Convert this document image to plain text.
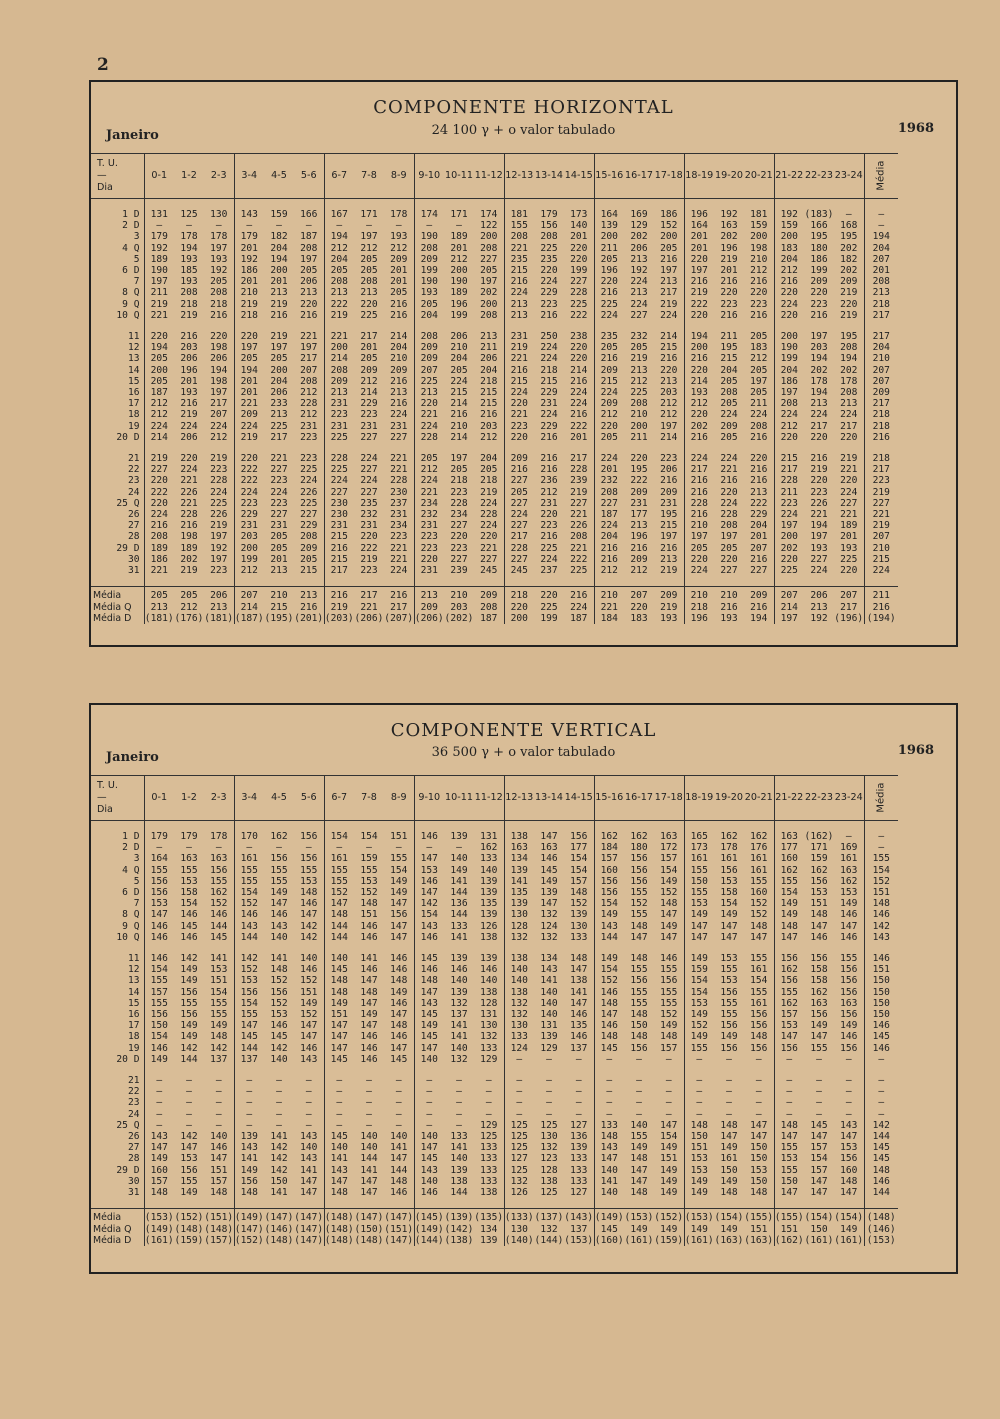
2
COMPONENTE HORIZONTAL
Janeiro	24 100 γ + o valor tabulado	1968
T. U.
—
Dia	0-1	1-2	2-3	3-4	4-5	5-6	6-7	7-8	8-9	9-10	10-11	11-12	12-13	13-14	14-15	15-16	16-17	17-18	18-19	19-20	20-21	21-22	22-23	23-24	Média

1 D	131	125	130	143	159	166	167	171	178	174	171	174	181	179	173	164	169	186	196	192	181	192	(183)	—	—
2 D	—	—	—	—	—	—	—	—	—	—	—	122	155	156	140	139	129	152	164	163	159	159	166	168	—
3	179	178	178	179	182	187	194	197	193	190	189	200	208	208	201	200	202	200	201	202	200	200	195	195	194
4 Q	192	194	197	201	204	208	212	212	212	208	201	208	221	225	220	211	206	205	201	196	198	183	180	202	204
5	189	193	193	192	194	197	204	205	209	209	212	227	235	235	220	205	213	216	220	219	210	204	186	182	207
6 D	190	185	192	186	200	205	205	205	201	199	200	205	215	220	199	196	192	197	197	201	212	212	199	202	201
7	197	193	205	201	201	206	208	208	201	190	190	197	216	224	227	220	224	213	216	216	216	216	209	209	208
8 Q	211	208	208	210	213	213	213	213	205	193	189	202	224	229	228	216	213	217	219	220	220	220	220	219	213
9 Q	219	218	218	219	219	220	222	220	216	205	196	200	213	223	225	225	224	219	222	223	223	224	223	220	218
10 Q	221	219	216	218	216	216	219	225	216	204	199	208	213	216	222	224	227	224	220	216	216	220	216	219	217

11	220	216	220	220	219	221	221	217	214	208	206	213	231	250	238	235	232	214	194	211	205	200	197	195	217
12	194	203	198	197	197	197	200	201	204	209	210	211	219	224	220	205	205	215	200	195	183	190	203	208	204
13	205	206	206	205	205	217	214	205	210	209	204	206	221	224	220	216	219	216	216	215	212	199	194	194	210
14	200	196	194	194	200	207	208	209	209	207	205	204	216	218	214	209	213	220	220	204	205	204	202	202	207
15	205	201	198	201	204	208	209	212	216	225	224	218	215	215	216	215	212	213	214	205	197	186	178	178	207
16	187	193	197	201	206	212	213	214	213	213	215	215	224	229	224	224	225	203	193	208	205	197	194	208	209
17	212	216	217	221	233	228	231	229	216	220	214	215	220	231	224	209	208	212	212	205	211	208	213	213	217
18	212	219	207	209	213	212	223	223	224	221	216	216	221	224	216	212	210	212	220	224	224	224	224	224	218
19	224	224	224	224	225	231	231	231	231	224	210	203	223	229	222	220	200	197	202	209	208	212	217	217	218
20 D	214	206	212	219	217	223	225	227	227	228	214	212	220	216	201	205	211	214	216	205	216	220	220	220	216

21	219	220	219	220	221	223	228	224	221	205	197	204	209	216	217	224	220	223	224	224	220	215	216	219	218
22	227	224	223	222	227	225	225	227	221	212	205	205	216	216	228	201	195	206	217	221	216	217	219	221	217
23	220	221	228	222	223	224	224	224	228	224	218	218	227	236	239	232	222	216	216	216	216	228	220	220	223
24	222	226	224	224	224	226	227	227	230	221	223	219	205	212	219	208	209	209	216	220	213	211	223	224	219
25 Q	220	221	225	223	223	225	230	235	237	234	228	224	227	231	227	227	231	231	228	224	222	223	226	227	227
26	224	228	226	229	227	227	230	232	231	232	234	228	224	220	221	187	177	195	216	228	229	224	221	221	221
27	216	216	219	231	231	229	231	231	234	231	227	224	227	223	226	224	213	215	210	208	204	197	194	189	219
28	208	198	197	203	205	208	215	220	223	223	220	220	217	216	208	204	196	197	197	197	201	200	197	201	207
29 D	189	189	192	200	205	209	216	222	221	223	223	221	228	225	221	216	216	216	205	205	207	202	193	193	210
30	186	202	197	199	201	205	215	219	221	220	227	227	227	224	222	216	209	213	220	220	216	220	227	225	215
31	221	219	223	212	213	215	217	223	224	231	239	245	245	237	225	212	212	219	224	227	227	225	224	220	224

Média	205	205	206	207	210	213	216	217	216	213	210	209	218	220	216	210	207	209	210	210	209	207	206	207	211
Média Q	213	212	213	214	215	216	219	221	217	209	203	208	220	225	224	221	220	219	218	216	216	214	213	217	216
Média D	(181)	(176)	(181)	(187)	(195)	(201)	(203)	(206)	(207)	(206)	(202)	187	200	199	187	184	183	193	196	193	194	197	192	(196)	(194)
COMPONENTE VERTICAL
Janeiro	36 500 γ + o valor tabulado	1968
T. U.
—
Dia	0-1	1-2	2-3	3-4	4-5	5-6	6-7	7-8	8-9	9-10	10-11	11-12	12-13	13-14	14-15	15-16	16-17	17-18	18-19	19-20	20-21	21-22	22-23	23-24	Média

1 D	179	179	178	170	162	156	154	154	151	146	139	131	138	147	156	162	162	163	165	162	162	163	(162)	—	—
2 D	—	—	—	—	—	—	—	—	—	—	—	162	163	163	177	184	180	172	173	178	176	177	171	169	—
3	164	163	163	161	156	156	161	159	155	147	140	133	134	146	154	157	156	157	161	161	161	160	159	161	155
4 Q	155	155	156	155	155	155	155	155	154	153	149	140	139	145	154	160	156	154	155	156	161	162	162	163	154
5	156	153	155	155	155	153	155	153	149	146	141	139	141	149	157	156	156	149	150	153	155	155	156	162	152
6 D	156	158	162	154	149	148	152	152	149	147	144	139	135	139	148	156	155	152	155	158	160	154	153	153	151
7	153	154	152	152	147	146	147	148	147	142	136	135	139	147	152	154	152	148	153	154	152	149	151	149	148
8 Q	147	146	146	146	146	147	148	151	156	154	144	139	130	132	139	149	155	147	149	149	152	149	148	146	146
9 Q	146	145	144	143	143	142	144	146	147	143	133	126	128	124	130	143	148	149	147	147	148	148	147	147	142
10 Q	146	146	145	144	140	142	144	146	147	146	141	138	132	132	133	144	147	147	147	147	147	147	146	146	143

11	146	142	141	142	141	140	140	141	146	145	139	139	138	134	148	149	148	146	149	153	155	156	156	155	146
12	154	149	153	152	148	146	145	146	146	146	146	146	140	143	147	154	155	155	159	155	161	162	158	156	151
13	155	149	151	153	152	152	148	147	148	148	140	140	140	141	138	152	156	156	154	153	154	156	158	156	150
14	157	156	154	156	156	151	148	148	149	147	139	138	138	140	141	146	155	155	154	156	155	155	162	156	150
15	155	155	155	154	152	149	149	147	146	143	132	128	132	140	147	148	155	155	153	155	161	162	163	163	150
16	156	156	155	155	153	152	151	149	147	145	137	131	132	140	146	147	148	152	149	155	156	157	156	156	150
17	150	149	149	147	146	147	147	147	148	149	141	130	130	131	135	146	150	149	152	156	156	153	149	149	146
18	154	149	148	145	145	147	147	146	146	145	141	132	133	139	146	148	148	148	149	149	148	147	147	146	145
19	146	142	142	144	142	146	147	146	147	147	140	133	124	129	137	145	156	157	155	156	156	156	155	156	146
20 D	149	144	137	137	140	143	145	146	145	140	132	129	—	—	—	—	—	—	—	—	—	—	—	—	—

21	—	—	—	—	—	—	—	—	—	—	—	—	—	—	—	—	—	—	—	—	—	—	—	—	—
22	—	—	—	—	—	—	—	—	—	—	—	—	—	—	—	—	—	—	—	—	—	—	—	—	—
23	—	—	—	—	—	—	—	—	—	—	—	—	—	—	—	—	—	—	—	—	—	—	—	—	—
24	—	—	—	—	—	—	—	—	—	—	—	—	—	—	—	—	—	—	—	—	—	—	—	—	—
25 Q	—	—	—	—	—	—	—	—	—	—	—	129	125	125	127	133	140	147	148	148	147	148	145	143	142
26	143	142	140	139	141	143	145	140	140	140	133	125	125	130	136	148	155	154	150	147	147	147	147	147	144
27	147	147	146	143	142	140	140	140	141	147	141	133	125	132	139	143	149	149	151	149	150	155	157	153	145
28	149	153	147	141	142	143	141	144	147	145	140	133	127	123	133	147	148	151	153	161	150	153	154	156	145
29 D	160	156	151	149	142	141	143	141	144	143	139	133	125	128	133	140	147	149	153	150	153	155	157	160	148
30	157	155	157	156	150	147	147	147	148	140	138	133	132	138	133	141	147	149	149	149	150	150	147	148	146
31	148	149	148	148	141	147	148	147	146	146	144	138	126	125	127	140	148	149	149	148	148	147	147	147	144

Média	(153)	(152)	(151)	(149)	(147)	(147)	(148)	(147)	(147)	(145)	(139)	(135)	(133)	(137)	(143)	(149)	(153)	(152)	(153)	(154)	(155)	(155)	(154)	(154)	(148)
Média Q	(149)	(148)	(148)	(147)	(146)	(147)	(148)	(150)	(151)	(149)	(142)	134	130	132	137	145	149	149	149	149	151	151	150	149	(146)
Média D	(161)	(159)	(157)	(152)	(148)	(147)	(148)	(148)	(147)	(144)	(138)	139	(140)	(144)	(153)	(160)	(161)	(159)	(161)	(163)	(163)	(162)	(161)	(161)	(153)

━━━━━━━━━━━━━━━━

Provide the number of lines in the data above that contain the string "valor", and nothing else.

EXERCISE RESULT: 2